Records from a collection
::::::::::
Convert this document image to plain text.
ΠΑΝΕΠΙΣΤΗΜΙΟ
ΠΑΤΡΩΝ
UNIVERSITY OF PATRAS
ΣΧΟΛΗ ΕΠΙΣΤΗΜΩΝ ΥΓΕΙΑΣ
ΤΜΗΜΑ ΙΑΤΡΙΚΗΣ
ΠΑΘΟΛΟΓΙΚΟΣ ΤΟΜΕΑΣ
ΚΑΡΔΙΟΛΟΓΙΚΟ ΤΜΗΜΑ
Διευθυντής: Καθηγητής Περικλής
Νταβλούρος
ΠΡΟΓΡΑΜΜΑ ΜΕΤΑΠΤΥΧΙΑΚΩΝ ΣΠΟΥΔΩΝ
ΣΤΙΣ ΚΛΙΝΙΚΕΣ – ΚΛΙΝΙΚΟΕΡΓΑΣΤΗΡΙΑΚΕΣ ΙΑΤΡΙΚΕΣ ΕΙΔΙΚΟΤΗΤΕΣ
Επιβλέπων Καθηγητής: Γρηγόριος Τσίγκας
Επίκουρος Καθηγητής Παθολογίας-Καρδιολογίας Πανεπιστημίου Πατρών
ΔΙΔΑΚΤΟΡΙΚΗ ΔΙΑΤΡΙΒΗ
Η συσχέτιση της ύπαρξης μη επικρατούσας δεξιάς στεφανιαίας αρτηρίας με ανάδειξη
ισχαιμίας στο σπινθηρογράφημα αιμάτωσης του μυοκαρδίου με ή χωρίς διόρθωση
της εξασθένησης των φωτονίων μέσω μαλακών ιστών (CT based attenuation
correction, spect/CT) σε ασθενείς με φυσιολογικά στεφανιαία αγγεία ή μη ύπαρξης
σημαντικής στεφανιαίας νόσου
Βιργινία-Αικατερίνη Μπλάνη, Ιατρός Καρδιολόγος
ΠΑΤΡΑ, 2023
::::::::::
Identify and extract each line of the listing that contains "ΤΜΗΜΑ".

ΤΜΗΜΑ ΙΑΤΡΙΚΗΣ
ΚΑΡΔΙΟΛΟΓΙΚΟ ΤΜΗΜΑ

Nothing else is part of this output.